— RECORDS TO USE —
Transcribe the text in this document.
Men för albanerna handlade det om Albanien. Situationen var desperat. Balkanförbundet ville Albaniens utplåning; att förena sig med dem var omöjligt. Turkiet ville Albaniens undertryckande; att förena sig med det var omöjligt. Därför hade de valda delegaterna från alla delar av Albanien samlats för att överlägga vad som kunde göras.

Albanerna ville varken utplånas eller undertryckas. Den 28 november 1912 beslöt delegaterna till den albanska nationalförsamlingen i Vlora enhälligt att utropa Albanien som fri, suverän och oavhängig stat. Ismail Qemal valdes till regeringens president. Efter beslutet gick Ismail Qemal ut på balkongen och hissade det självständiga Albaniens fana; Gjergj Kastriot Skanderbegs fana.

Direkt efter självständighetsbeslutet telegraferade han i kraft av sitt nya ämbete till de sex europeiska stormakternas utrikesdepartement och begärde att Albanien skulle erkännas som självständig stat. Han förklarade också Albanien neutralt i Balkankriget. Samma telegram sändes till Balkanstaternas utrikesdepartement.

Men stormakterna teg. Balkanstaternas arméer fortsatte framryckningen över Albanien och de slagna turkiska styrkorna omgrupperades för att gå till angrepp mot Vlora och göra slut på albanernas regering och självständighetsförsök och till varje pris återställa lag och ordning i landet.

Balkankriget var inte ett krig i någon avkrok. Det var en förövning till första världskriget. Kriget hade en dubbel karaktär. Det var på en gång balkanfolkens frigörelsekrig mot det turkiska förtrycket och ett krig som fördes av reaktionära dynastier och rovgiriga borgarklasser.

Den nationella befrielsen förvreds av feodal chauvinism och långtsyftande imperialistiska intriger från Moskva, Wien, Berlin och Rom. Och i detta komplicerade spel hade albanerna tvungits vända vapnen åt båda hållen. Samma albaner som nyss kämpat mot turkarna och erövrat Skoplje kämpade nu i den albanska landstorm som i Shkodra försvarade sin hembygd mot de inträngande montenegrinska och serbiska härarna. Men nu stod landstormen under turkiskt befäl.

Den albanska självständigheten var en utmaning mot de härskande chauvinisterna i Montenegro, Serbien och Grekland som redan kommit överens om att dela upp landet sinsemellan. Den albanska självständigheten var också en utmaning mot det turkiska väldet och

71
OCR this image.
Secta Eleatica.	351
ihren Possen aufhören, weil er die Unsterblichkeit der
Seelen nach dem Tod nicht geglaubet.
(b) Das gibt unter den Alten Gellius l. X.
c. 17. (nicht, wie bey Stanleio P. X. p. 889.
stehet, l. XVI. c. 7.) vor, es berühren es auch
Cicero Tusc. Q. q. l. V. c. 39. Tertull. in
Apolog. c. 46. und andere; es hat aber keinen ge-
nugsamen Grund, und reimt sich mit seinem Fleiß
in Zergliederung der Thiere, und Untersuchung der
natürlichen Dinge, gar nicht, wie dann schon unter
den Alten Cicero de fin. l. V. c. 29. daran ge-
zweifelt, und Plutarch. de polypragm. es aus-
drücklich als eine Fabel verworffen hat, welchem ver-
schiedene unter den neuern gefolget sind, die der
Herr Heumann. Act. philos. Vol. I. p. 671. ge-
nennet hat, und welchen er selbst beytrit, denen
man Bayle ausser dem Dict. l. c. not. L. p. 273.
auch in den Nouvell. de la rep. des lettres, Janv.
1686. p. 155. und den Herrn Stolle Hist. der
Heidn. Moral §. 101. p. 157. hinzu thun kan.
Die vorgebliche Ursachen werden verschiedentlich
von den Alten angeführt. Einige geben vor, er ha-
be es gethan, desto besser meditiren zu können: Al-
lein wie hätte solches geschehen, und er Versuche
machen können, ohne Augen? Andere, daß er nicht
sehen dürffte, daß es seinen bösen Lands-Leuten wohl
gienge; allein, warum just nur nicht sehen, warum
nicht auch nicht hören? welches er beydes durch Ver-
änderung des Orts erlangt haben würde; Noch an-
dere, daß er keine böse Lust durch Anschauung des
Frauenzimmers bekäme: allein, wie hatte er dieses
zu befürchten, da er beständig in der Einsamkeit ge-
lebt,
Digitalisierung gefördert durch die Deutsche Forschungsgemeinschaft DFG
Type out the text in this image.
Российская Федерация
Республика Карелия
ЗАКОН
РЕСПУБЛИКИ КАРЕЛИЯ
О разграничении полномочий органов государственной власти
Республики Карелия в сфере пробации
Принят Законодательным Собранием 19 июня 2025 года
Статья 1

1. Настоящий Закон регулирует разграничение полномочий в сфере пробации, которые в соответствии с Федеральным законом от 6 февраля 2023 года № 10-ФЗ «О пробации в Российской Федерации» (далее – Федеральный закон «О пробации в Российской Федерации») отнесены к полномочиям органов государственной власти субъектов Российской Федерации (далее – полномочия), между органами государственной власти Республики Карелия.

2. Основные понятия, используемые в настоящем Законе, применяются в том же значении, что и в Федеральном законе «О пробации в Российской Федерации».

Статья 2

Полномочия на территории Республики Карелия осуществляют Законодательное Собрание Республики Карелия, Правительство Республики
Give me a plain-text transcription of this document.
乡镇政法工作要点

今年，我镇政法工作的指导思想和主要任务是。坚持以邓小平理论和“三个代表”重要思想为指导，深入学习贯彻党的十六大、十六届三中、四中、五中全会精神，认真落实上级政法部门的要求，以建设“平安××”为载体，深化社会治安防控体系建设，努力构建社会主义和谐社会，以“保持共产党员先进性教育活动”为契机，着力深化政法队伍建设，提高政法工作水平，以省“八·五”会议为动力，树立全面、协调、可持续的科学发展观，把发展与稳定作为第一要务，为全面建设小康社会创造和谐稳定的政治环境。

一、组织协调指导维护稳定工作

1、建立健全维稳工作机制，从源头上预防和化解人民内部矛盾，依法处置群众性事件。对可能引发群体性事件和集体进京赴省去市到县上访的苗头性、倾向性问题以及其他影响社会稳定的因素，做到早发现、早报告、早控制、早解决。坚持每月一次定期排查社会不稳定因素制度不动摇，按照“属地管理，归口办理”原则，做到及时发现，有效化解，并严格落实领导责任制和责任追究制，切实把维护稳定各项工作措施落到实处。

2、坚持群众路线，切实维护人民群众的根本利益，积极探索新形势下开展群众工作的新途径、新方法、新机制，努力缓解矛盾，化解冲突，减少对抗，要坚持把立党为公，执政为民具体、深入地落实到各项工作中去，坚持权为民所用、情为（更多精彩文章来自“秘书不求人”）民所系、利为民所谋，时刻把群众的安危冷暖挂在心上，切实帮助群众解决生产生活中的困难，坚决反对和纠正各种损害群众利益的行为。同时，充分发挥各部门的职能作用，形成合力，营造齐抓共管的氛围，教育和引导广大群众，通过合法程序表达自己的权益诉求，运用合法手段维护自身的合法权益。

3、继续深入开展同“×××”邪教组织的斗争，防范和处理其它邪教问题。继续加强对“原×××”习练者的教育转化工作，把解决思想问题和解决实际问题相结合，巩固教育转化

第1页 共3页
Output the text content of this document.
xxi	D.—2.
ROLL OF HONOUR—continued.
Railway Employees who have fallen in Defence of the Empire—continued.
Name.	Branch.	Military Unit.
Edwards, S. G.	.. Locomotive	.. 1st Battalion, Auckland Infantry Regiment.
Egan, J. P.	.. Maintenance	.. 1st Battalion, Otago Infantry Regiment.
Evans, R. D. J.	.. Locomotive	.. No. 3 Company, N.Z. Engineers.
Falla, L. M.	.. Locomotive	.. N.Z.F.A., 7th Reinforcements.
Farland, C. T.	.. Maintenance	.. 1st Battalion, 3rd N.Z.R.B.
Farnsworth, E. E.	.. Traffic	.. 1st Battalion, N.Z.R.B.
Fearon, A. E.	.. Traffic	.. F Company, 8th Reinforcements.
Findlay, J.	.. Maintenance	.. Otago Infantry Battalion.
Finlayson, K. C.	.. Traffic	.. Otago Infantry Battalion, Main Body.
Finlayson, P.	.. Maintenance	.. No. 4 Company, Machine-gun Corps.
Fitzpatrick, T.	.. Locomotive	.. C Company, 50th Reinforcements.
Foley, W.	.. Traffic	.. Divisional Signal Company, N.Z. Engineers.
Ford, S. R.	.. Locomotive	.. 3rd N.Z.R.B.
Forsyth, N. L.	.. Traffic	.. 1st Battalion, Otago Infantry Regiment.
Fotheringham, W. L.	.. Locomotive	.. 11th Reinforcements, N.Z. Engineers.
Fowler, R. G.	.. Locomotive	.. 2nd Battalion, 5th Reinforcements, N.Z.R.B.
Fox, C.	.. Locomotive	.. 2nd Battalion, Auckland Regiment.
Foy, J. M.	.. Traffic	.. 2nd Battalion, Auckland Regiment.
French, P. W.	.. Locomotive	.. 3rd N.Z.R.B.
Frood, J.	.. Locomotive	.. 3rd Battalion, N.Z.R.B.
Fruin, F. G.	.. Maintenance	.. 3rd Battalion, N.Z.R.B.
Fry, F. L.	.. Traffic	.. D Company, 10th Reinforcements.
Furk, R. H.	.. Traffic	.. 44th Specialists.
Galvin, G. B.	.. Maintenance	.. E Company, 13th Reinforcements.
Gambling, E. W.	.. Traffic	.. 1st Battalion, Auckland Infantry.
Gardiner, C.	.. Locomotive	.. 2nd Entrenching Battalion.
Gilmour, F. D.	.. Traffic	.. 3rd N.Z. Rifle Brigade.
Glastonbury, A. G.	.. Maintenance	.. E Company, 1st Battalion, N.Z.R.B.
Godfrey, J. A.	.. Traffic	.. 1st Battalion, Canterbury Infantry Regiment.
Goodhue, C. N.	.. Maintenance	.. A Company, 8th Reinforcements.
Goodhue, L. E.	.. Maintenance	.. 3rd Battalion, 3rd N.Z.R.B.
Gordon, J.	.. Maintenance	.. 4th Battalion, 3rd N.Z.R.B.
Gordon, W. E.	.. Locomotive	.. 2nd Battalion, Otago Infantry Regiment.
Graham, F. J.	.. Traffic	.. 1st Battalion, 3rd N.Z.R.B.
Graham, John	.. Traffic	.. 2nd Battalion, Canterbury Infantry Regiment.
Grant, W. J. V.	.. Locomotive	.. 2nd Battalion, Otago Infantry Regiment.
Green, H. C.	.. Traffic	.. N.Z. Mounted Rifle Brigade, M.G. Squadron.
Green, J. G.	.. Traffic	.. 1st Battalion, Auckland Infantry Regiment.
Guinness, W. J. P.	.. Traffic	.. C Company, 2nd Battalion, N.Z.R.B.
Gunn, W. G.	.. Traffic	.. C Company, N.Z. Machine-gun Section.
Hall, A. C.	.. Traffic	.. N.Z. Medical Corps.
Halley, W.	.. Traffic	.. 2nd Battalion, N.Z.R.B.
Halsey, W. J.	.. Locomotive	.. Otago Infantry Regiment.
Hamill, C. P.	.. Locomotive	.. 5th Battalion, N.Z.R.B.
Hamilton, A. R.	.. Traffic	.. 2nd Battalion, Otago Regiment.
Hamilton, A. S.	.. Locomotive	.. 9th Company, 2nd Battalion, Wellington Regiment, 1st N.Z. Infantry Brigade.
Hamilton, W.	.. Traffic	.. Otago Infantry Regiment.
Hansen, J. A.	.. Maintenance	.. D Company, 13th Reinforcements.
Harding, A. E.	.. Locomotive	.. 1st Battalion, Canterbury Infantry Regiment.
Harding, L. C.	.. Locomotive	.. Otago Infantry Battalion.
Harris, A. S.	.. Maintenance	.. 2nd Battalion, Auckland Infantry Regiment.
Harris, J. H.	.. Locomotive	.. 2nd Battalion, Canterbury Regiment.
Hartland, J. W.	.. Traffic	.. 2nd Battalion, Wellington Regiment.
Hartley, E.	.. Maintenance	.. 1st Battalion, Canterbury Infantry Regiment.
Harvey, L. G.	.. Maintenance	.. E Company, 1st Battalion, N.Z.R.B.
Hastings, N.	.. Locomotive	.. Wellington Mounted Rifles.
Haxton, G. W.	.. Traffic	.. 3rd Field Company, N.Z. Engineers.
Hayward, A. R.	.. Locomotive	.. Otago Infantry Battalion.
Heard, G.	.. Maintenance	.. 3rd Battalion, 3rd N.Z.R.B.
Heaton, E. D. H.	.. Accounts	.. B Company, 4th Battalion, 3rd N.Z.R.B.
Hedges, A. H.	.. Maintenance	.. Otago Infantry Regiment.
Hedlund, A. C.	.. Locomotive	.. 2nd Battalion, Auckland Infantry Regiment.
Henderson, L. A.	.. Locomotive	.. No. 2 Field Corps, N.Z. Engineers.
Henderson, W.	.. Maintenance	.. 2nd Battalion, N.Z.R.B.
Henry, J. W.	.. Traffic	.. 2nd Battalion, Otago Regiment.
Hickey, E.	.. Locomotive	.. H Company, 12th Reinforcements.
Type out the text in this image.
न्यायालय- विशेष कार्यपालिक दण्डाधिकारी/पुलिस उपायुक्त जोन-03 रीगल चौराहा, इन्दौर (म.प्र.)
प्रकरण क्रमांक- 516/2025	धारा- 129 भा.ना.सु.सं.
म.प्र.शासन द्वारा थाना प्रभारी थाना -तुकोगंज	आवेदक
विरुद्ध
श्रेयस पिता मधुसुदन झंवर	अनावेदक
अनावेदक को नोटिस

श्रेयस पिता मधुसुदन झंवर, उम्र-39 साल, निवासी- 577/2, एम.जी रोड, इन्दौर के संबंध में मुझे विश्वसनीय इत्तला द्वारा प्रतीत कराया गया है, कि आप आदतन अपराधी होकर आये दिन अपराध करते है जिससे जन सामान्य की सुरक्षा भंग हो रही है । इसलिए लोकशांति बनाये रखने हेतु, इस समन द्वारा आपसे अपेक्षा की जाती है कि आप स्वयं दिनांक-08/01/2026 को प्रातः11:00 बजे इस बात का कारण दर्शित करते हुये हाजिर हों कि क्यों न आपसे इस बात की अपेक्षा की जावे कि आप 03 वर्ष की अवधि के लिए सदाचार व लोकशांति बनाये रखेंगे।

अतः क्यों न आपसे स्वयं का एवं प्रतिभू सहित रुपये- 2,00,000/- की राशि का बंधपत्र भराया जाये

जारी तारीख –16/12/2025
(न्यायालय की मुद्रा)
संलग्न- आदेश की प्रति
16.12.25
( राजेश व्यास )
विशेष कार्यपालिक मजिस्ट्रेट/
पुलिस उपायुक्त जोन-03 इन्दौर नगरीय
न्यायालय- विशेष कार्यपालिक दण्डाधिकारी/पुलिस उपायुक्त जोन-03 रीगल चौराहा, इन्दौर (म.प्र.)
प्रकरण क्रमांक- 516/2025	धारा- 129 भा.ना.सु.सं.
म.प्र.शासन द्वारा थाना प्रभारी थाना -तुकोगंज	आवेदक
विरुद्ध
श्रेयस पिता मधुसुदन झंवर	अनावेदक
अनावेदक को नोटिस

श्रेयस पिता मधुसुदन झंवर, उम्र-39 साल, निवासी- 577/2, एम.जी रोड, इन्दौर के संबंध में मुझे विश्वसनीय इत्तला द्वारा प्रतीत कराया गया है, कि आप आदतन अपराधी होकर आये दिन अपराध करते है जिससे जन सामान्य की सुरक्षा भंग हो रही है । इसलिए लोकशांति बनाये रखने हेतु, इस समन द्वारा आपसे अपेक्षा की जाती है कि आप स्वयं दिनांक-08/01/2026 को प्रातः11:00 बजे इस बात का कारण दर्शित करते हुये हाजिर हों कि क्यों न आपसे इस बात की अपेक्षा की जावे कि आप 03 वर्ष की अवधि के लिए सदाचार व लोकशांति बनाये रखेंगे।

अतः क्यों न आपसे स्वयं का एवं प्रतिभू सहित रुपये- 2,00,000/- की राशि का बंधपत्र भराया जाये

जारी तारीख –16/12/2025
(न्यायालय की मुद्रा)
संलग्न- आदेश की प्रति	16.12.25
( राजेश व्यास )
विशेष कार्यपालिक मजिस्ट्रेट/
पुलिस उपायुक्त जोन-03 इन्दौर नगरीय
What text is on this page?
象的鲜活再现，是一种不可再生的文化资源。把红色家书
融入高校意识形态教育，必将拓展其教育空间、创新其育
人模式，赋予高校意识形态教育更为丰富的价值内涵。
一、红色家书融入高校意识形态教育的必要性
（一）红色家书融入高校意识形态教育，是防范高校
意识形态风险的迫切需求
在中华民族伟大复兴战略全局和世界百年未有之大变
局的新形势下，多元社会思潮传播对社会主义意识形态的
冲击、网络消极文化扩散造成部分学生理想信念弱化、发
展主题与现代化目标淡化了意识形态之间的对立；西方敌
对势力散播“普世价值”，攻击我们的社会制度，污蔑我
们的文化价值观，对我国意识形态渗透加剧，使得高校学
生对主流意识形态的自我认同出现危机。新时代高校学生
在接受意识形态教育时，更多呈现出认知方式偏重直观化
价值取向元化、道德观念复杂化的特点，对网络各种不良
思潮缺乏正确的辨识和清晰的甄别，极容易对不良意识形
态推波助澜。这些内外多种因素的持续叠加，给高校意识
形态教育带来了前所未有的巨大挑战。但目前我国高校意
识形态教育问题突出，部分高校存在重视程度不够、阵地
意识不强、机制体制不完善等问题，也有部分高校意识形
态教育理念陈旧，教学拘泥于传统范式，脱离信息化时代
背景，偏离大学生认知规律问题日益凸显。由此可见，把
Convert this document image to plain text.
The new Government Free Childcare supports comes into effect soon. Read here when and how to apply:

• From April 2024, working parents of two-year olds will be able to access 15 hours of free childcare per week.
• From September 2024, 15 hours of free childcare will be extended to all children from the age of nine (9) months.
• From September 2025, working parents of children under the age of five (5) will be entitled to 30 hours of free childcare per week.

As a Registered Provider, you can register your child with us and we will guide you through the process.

— REQUIREMENT —
Determine how many lines of the listing above hold the word "Graham". Report that number without anything else.

— REPLY —
2